SOURCE DATA ->
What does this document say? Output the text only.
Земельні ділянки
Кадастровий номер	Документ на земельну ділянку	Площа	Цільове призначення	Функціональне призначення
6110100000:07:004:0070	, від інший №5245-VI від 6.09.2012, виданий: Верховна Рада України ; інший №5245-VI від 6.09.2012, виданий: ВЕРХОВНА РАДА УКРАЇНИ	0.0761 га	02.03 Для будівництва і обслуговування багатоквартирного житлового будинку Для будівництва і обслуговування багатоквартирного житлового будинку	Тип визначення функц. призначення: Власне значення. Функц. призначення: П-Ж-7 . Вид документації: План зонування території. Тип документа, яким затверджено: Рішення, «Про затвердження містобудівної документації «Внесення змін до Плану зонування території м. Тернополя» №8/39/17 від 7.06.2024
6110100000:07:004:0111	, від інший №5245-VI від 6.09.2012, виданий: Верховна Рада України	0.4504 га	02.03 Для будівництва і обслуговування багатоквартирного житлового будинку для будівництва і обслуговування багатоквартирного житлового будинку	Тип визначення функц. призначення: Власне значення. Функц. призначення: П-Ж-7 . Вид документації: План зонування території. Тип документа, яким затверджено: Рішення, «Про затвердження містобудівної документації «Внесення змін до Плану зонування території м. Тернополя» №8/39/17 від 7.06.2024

SET EXERCISE -> Gather from the data above every line with the string "Верховна".

SOLUTION FOR THIS TASK ->
6110100000:07:004:0070	, від інший №5245-VI від 6.09.2012, виданий: Верховна Рада України ; інший №5245-VI від 6.09.2012, виданий: ВЕРХОВНА РАДА УКРАЇНИ	0.0761 га	02.03 Для будівництва і обслуговування багатоквартирного житлового будинку Для будівництва і обслуговування багатоквартирного житлового будинку	Тип визначення функц. призначення: Власне значення. Функц. призначення: П-Ж-7 . Вид документації: План зонування території. Тип документа, яким затверджено: Рішення, «Про затвердження містобудівної документації «Внесення змін до Плану зонування території м. Тернополя» №8/39/17 від 7.06.2024
6110100000:07:004:0111	, від інший №5245-VI від 6.09.2012, виданий: Верховна Рада України	0.4504 га	02.03 Для будівництва і обслуговування багатоквартирного житлового будинку для будівництва і обслуговування багатоквартирного житлового будинку	Тип визначення функц. призначення: Власне значення. Функц. призначення: П-Ж-7 . Вид документації: План зонування території. Тип документа, яким затверджено: Рішення, «Про затвердження містобудівної документації «Внесення змін до Плану зонування території м. Тернополя» №8/39/17 від 7.06.2024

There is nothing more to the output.